*Work required:* Write out all of the entries exactly, please.

*Given records:*
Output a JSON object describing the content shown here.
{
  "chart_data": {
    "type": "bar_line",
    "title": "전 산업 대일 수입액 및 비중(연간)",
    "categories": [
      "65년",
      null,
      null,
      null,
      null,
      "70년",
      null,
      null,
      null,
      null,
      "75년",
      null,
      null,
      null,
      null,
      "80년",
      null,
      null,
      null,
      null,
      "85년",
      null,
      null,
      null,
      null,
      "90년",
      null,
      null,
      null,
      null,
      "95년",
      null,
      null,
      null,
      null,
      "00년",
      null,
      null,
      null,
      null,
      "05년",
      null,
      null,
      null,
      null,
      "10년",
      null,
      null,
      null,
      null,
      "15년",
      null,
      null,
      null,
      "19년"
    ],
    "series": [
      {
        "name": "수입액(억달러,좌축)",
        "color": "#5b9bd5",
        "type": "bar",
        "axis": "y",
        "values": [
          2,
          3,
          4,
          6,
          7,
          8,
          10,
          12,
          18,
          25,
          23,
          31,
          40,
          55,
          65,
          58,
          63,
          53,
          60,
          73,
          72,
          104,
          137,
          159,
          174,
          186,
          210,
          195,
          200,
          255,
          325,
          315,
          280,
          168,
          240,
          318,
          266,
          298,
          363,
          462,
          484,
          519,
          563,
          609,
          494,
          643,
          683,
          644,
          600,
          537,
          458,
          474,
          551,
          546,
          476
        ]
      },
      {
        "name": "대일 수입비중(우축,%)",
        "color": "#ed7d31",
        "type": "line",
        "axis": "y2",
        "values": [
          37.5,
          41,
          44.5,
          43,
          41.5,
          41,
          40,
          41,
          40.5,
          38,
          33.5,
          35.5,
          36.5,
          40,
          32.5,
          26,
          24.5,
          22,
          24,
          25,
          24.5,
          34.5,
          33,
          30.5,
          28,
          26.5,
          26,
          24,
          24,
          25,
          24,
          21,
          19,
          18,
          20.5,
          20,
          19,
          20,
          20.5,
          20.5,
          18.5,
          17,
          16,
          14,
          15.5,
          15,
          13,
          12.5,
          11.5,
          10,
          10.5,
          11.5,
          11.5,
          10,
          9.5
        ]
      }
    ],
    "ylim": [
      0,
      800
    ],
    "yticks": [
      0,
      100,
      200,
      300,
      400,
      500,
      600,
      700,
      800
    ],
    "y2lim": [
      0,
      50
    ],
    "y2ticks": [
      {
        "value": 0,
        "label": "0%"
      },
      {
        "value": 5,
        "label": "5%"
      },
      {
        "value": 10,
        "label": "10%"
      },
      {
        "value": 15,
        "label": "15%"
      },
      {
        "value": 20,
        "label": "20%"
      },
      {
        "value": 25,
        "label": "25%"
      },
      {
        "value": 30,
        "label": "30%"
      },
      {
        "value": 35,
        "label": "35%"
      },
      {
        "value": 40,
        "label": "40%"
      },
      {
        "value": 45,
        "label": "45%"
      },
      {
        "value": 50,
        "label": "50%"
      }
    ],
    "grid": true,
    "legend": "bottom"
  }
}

*The result:*
Output a JSON object describing the content shown here.
{
  "chart_data": {
    "type": "bar_line",
    "title": "전 산업 대일 수입액 및 비중(연간)",
    "categories": [
      "65년",
      null,
      null,
      null,
      null,
      "70년",
      null,
      null,
      null,
      null,
      "75년",
      null,
      null,
      null,
      null,
      "80년",
      null,
      null,
      null,
      null,
      "85년",
      null,
      null,
      null,
      null,
      "90년",
      null,
      null,
      null,
      null,
      "95년",
      null,
      null,
      null,
      null,
      "00년",
      null,
      null,
      null,
      null,
      "05년",
      null,
      null,
      null,
      null,
      "10년",
      null,
      null,
      null,
      null,
      "15년",
      null,
      null,
      null,
      "19년"
    ],
    "series": [
      {
        "name": "수입액(억달러,좌축)",
        "color": "#5b9bd5",
        "type": "bar",
        "axis": "y",
        "values": [
          2,
          3,
          4,
          6,
          7,
          8,
          10,
          12,
          18,
          25,
          23,
          31,
          40,
          55,
          65,
          58,
          63,
          53,
          60,
          73,
          72,
          104,
          137,
          159,
          174,
          186,
          210,
          195,
          200,
          255,
          325,
          315,
          280,
          168,
          240,
          318,
          266,
          298,
          363,
          462,
          484,
          519,
          563,
          609,
          494,
          643,
          683,
          644,
          600,
          537,
          458,
          474,
          551,
          546,
          476
        ]
      },
      {
        "name": "대일 수입비중(우축,%)",
        "color": "#ed7d31",
        "type": "line",
        "axis": "y2",
        "values": [
          37.5,
          41,
          44.5,
          43,
          41.5,
          41,
          40,
          41,
          40.5,
          38,
          33.5,
          35.5,
          36.5,
          40,
          32.5,
          26,
          24.5,
          22,
          24,
          25,
          24.5,
          34.5,
          33,
          30.5,
          28,
          26.5,
          26,
          24,
          24,
          25,
          24,
          21,
          19,
          18,
          20.5,
          20,
          19,
          20,
          20.5,
          20.5,
          18.5,
          17,
          16,
          14,
          15.5,
          15,
          13,
          12.5,
          11.5,
          10,
          10.5,
          11.5,
          11.5,
          10,
          9.5
        ]
      }
    ],
    "ylim": [
      0,
      800
    ],
    "yticks": [
      0,
      100,
      200,
      300,
      400,
      500,
      600,
      700,
      800
    ],
    "y2lim": [
      0,
      50
    ],
    "y2ticks": [
      {
        "value": 0,
        "label": "0%"
      },
      {
        "value": 5,
        "label": "5%"
      },
      {
        "value": 10,
        "label": "10%"
      },
      {
        "value": 15,
        "label": "15%"
      },
      {
        "value": 20,
        "label": "20%"
      },
      {
        "value": 25,
        "label": "25%"
      },
      {
        "value": 30,
        "label": "30%"
      },
      {
        "value": 35,
        "label": "35%"
      },
      {
        "value": 40,
        "label": "40%"
      },
      {
        "value": 45,
        "label": "45%"
      },
      {
        "value": 50,
        "label": "50%"
      }
    ],
    "grid": true,
    "legend": "bottom"
  }
}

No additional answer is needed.